▶ **PROBLEM TO WORK ON**
Select every line below containing the word "SUGAR".

▶ **MATERIAL FOR THIS EXERCISE**
# # #

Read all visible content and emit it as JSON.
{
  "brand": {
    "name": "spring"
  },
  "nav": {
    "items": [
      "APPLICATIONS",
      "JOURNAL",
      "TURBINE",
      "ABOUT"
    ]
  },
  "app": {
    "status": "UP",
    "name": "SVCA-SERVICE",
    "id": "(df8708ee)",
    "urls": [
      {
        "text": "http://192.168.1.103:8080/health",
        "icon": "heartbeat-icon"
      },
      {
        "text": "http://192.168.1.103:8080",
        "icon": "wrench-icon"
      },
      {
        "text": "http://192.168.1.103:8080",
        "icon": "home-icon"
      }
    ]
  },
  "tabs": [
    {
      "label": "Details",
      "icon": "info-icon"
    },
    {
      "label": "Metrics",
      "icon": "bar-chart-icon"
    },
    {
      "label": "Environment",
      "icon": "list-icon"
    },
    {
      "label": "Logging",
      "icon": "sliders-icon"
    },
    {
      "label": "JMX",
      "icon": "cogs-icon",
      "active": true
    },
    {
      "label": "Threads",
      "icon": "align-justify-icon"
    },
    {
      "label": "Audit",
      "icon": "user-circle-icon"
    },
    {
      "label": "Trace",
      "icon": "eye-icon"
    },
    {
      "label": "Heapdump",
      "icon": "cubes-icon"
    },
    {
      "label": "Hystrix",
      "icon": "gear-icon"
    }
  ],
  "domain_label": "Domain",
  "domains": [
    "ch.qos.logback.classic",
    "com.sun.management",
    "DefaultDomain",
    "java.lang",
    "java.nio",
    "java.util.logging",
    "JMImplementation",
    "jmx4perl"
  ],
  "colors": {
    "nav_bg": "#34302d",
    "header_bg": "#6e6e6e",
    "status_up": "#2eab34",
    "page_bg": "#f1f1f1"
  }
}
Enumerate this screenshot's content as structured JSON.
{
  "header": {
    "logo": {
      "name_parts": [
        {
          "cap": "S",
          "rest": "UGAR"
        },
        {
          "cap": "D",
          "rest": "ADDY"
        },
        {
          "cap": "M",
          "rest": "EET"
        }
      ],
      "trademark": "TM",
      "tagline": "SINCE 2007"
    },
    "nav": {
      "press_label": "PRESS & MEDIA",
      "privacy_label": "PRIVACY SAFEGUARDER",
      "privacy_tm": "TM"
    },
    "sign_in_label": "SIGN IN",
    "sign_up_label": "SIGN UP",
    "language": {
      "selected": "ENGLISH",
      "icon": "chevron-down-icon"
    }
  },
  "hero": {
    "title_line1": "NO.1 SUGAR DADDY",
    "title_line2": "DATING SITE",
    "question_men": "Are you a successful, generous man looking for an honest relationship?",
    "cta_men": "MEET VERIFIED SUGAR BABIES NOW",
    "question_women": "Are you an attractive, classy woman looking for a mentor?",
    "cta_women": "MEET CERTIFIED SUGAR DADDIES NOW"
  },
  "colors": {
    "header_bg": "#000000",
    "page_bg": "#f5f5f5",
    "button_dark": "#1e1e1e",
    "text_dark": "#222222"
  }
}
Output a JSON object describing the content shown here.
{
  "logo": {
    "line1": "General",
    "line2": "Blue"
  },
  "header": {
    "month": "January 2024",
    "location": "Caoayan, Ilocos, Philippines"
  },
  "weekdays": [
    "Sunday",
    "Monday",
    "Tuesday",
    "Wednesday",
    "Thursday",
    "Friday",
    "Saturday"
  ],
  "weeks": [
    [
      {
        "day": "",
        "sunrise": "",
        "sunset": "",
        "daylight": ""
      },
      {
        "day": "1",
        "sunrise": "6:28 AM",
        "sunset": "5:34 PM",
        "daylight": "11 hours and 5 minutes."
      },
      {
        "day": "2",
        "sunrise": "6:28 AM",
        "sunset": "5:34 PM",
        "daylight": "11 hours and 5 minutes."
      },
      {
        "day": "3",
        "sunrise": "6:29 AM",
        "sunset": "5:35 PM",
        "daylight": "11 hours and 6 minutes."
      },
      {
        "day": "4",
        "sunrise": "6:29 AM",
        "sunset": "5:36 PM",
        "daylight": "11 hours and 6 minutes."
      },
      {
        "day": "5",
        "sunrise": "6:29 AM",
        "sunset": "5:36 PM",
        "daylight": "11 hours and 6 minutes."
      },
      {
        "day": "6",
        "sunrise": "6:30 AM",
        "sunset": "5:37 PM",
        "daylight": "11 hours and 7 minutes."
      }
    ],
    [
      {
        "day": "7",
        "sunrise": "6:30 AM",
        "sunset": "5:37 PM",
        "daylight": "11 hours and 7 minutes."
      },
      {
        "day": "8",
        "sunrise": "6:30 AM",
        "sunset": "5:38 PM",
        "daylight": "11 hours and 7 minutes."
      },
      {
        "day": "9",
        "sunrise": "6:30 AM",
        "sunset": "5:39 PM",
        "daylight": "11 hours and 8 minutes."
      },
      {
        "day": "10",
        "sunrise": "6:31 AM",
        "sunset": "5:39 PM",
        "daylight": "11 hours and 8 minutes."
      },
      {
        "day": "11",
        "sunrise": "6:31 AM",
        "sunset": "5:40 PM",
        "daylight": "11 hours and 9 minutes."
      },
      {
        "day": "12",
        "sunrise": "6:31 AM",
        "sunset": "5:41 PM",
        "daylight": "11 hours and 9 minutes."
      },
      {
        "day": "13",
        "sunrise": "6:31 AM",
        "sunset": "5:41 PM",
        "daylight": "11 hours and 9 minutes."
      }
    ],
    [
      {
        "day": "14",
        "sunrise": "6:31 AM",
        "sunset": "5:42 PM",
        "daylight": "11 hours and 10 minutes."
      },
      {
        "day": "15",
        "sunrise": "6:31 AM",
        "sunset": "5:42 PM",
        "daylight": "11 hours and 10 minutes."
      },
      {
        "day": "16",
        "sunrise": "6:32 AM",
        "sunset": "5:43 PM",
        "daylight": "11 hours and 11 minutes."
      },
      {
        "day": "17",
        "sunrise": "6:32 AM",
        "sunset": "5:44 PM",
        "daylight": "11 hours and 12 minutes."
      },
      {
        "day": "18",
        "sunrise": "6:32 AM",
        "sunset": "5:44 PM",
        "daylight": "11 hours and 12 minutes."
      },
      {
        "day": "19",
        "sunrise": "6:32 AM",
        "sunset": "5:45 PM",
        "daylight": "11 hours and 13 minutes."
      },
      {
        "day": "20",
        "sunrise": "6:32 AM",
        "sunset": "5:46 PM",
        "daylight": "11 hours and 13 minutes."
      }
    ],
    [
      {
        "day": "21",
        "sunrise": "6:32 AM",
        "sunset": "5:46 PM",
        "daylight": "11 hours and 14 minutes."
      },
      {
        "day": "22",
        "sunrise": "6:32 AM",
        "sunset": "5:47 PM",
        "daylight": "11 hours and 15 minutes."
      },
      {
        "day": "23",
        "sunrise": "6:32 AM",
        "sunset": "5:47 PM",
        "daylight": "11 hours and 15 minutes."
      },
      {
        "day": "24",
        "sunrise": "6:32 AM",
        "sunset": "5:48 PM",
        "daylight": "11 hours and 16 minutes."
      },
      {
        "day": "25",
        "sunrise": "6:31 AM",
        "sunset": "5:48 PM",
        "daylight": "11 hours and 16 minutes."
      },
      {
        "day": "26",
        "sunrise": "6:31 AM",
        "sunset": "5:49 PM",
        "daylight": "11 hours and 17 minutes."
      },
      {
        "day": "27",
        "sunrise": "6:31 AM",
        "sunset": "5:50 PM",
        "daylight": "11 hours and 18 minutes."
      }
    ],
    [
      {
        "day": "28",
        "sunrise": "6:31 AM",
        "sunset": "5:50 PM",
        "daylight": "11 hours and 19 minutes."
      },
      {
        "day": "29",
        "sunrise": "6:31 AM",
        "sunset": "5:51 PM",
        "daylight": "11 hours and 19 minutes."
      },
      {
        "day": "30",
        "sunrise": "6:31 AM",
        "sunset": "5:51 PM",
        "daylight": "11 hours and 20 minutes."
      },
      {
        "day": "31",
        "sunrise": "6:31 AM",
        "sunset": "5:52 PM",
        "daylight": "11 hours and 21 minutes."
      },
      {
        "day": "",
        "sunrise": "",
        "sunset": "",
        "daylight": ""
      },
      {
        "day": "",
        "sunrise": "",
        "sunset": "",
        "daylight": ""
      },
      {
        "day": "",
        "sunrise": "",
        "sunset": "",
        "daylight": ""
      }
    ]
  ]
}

# # #

▶ **ANSWER FOR THIS EXERCISE**
    "title_line1": "NO.1 SUGAR DADDY",
    "cta_men": "MEET VERIFIED SUGAR BABIES NOW",
    "cta_women": "MEET CERTIFIED SUGAR DADDIES NOW"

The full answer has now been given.